**STATED GOAL**
Below are some entries. Work out how many of their lines hold the word "Standard", and write that number alone.

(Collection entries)
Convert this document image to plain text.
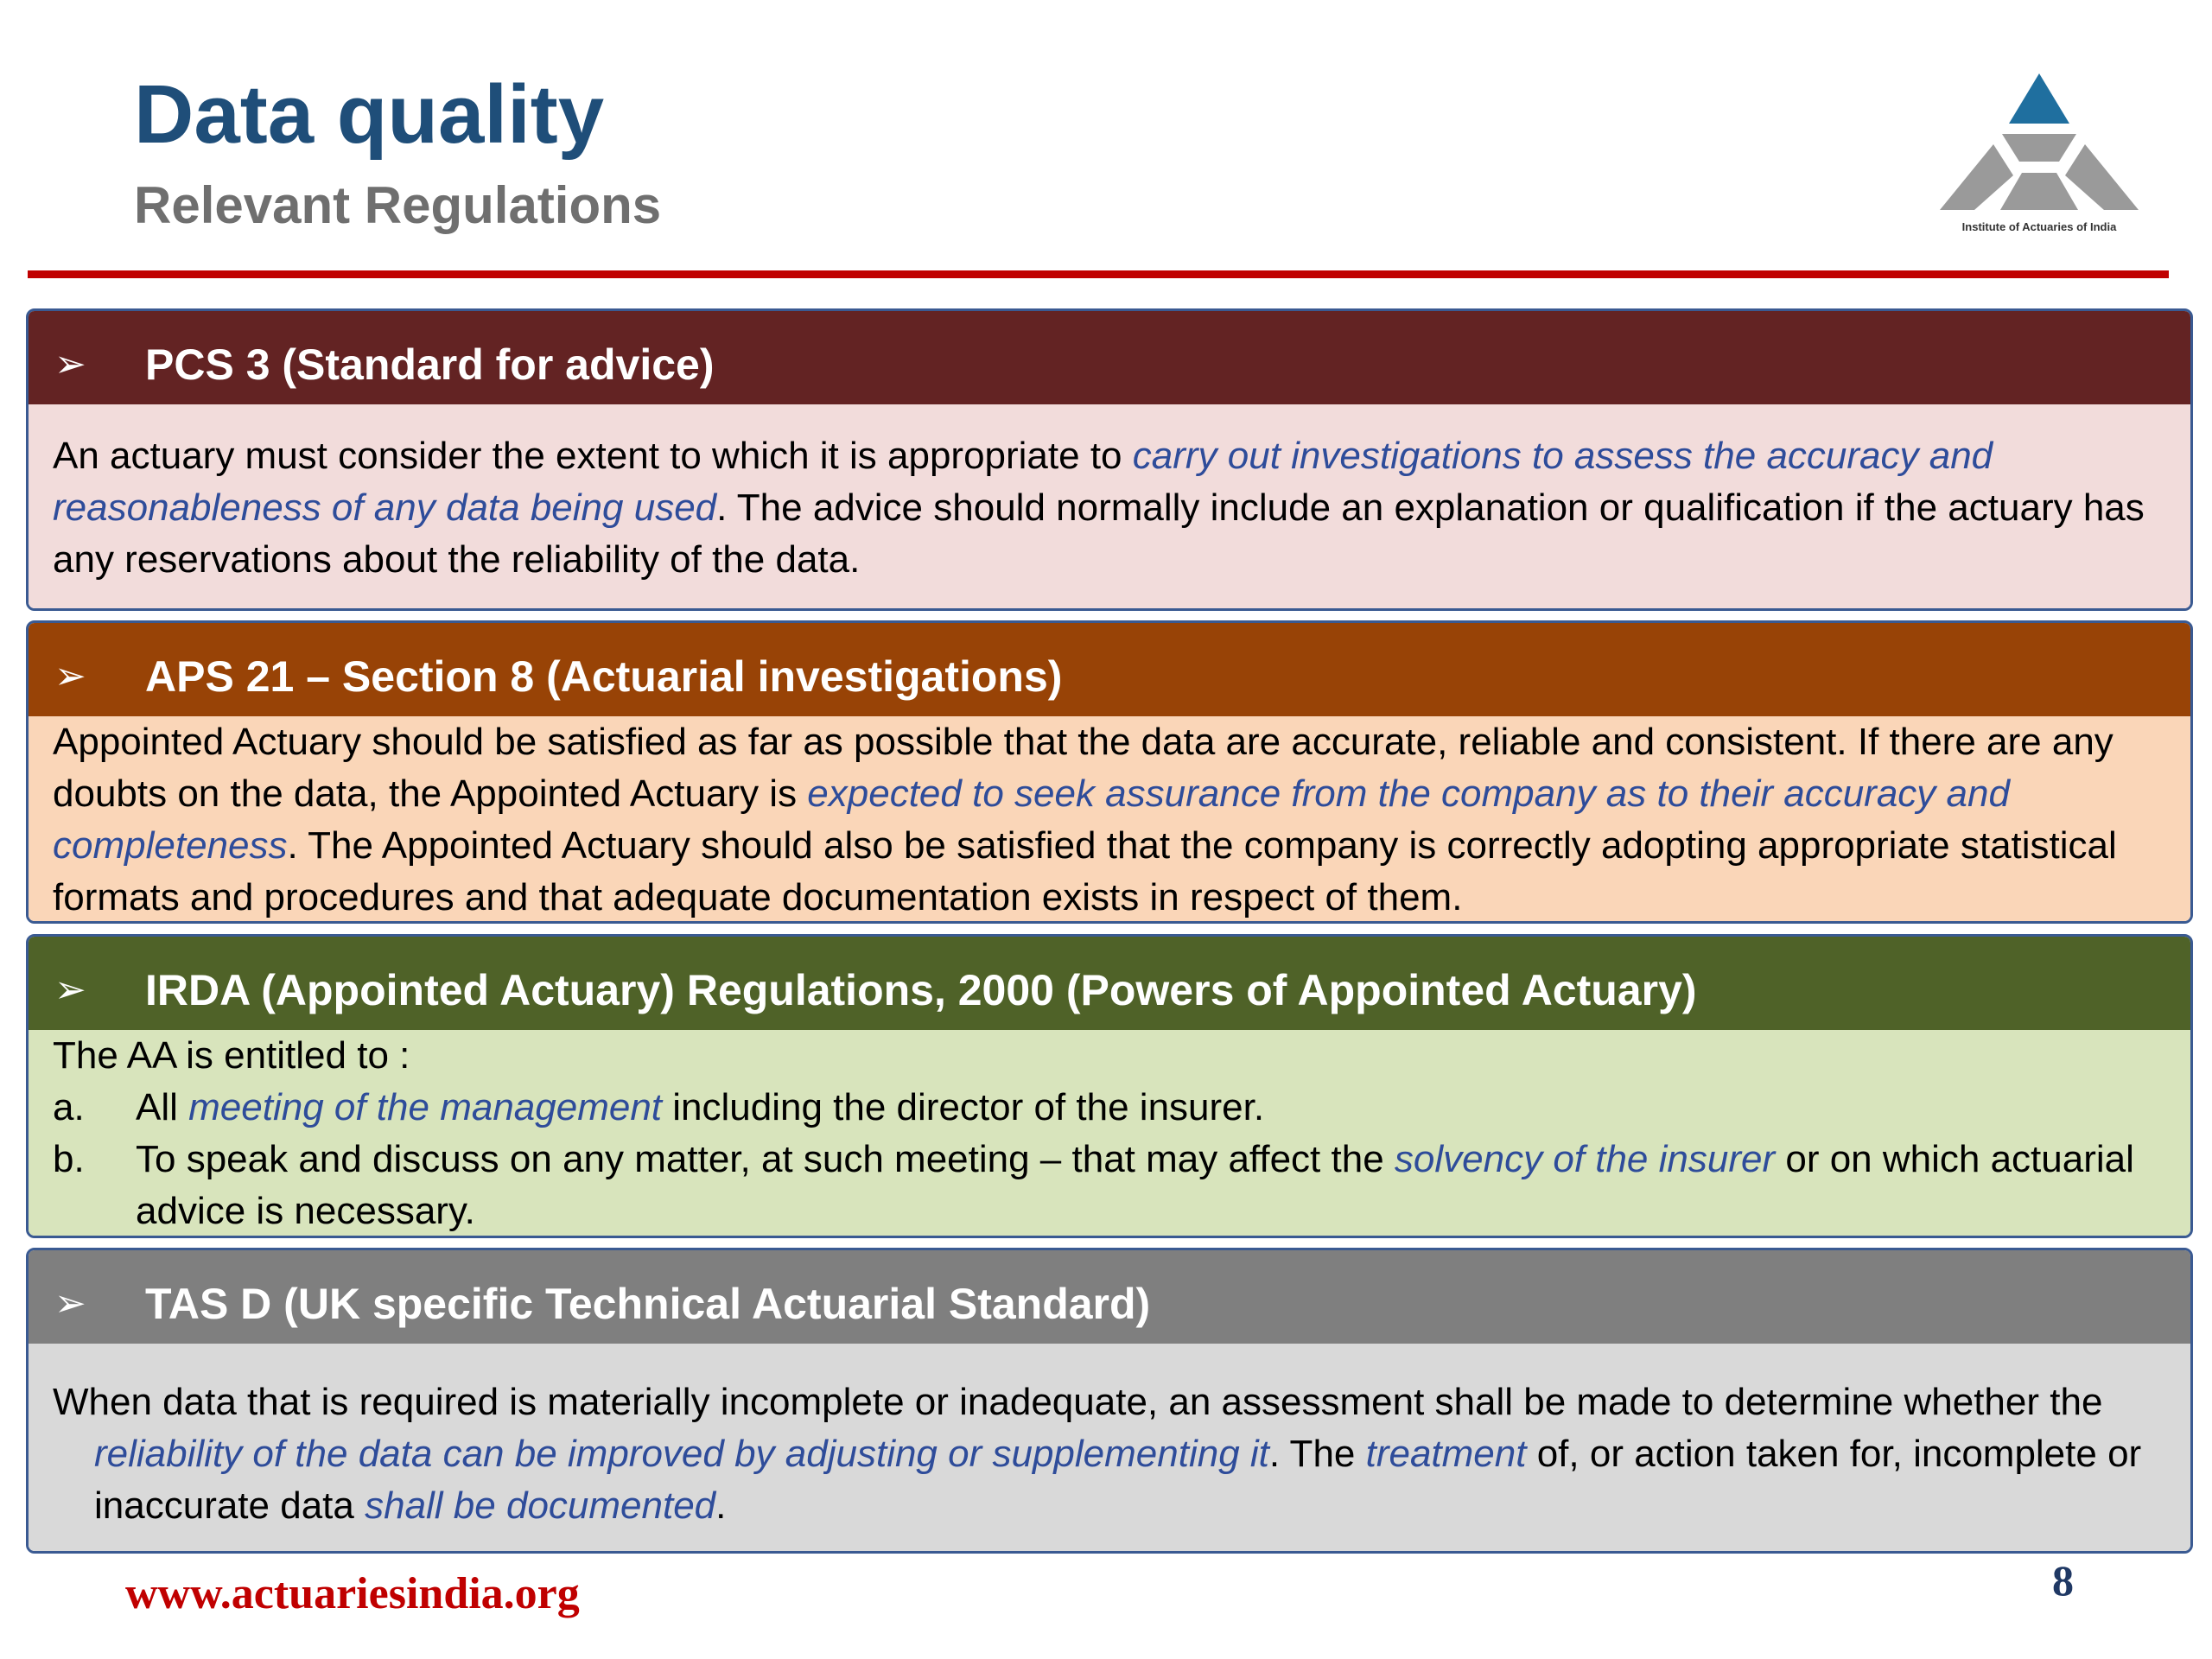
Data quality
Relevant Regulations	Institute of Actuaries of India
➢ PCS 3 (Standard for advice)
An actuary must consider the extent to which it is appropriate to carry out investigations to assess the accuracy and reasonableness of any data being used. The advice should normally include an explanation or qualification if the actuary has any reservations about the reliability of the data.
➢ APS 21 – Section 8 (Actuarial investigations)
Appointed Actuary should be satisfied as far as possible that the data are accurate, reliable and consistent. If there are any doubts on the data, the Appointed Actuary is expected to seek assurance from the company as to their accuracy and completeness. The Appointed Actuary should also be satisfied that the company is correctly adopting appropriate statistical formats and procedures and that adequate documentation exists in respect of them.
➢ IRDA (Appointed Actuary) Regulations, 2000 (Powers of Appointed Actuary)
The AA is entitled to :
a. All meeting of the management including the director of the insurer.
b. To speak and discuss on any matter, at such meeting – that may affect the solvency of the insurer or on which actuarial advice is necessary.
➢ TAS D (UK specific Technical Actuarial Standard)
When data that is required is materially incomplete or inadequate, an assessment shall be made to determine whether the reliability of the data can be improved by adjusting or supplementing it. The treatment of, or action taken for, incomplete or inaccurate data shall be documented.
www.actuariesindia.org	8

**REPLY TO THE EXERCISE**
2